§ **EXERCISE TASK**
Find the string "title" in the records. Copy every line it appears in.

§ **DATA FOR THIS EXERCISE**

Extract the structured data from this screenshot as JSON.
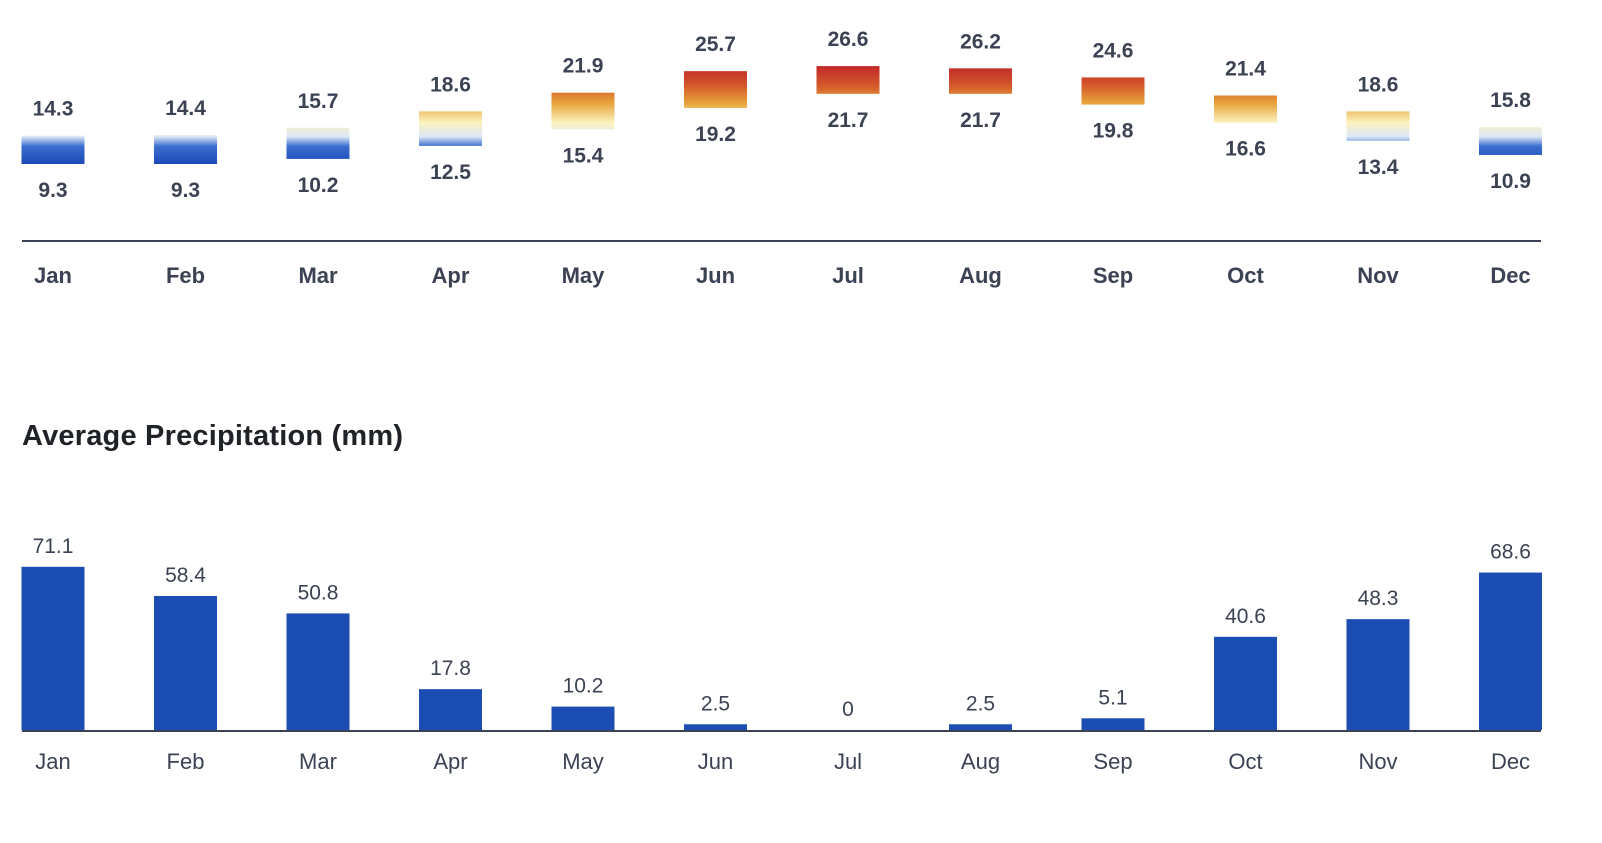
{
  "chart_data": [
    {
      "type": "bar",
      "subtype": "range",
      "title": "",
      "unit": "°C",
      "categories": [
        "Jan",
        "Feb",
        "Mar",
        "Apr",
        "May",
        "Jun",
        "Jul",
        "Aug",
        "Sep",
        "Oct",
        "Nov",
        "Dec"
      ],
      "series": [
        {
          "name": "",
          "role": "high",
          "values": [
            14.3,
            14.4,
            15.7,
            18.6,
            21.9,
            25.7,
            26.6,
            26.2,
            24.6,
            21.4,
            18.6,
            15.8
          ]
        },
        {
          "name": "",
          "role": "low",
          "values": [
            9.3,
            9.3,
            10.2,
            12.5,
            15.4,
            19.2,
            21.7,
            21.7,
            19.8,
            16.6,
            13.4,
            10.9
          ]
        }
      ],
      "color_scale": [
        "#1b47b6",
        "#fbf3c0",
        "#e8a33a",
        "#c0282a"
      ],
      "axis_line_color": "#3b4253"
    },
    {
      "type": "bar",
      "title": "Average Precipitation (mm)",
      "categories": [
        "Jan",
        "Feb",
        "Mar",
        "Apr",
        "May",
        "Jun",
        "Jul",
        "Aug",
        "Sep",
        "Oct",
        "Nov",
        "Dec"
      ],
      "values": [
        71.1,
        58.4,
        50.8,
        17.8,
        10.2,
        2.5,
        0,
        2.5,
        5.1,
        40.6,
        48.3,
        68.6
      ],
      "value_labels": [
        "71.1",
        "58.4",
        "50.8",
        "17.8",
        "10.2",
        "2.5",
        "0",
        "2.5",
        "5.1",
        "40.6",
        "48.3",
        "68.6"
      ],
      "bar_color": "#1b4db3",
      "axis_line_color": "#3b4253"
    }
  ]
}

§ **RESULT BELOW**
      "title": "",
      "title": "Average Precipitation (mm)",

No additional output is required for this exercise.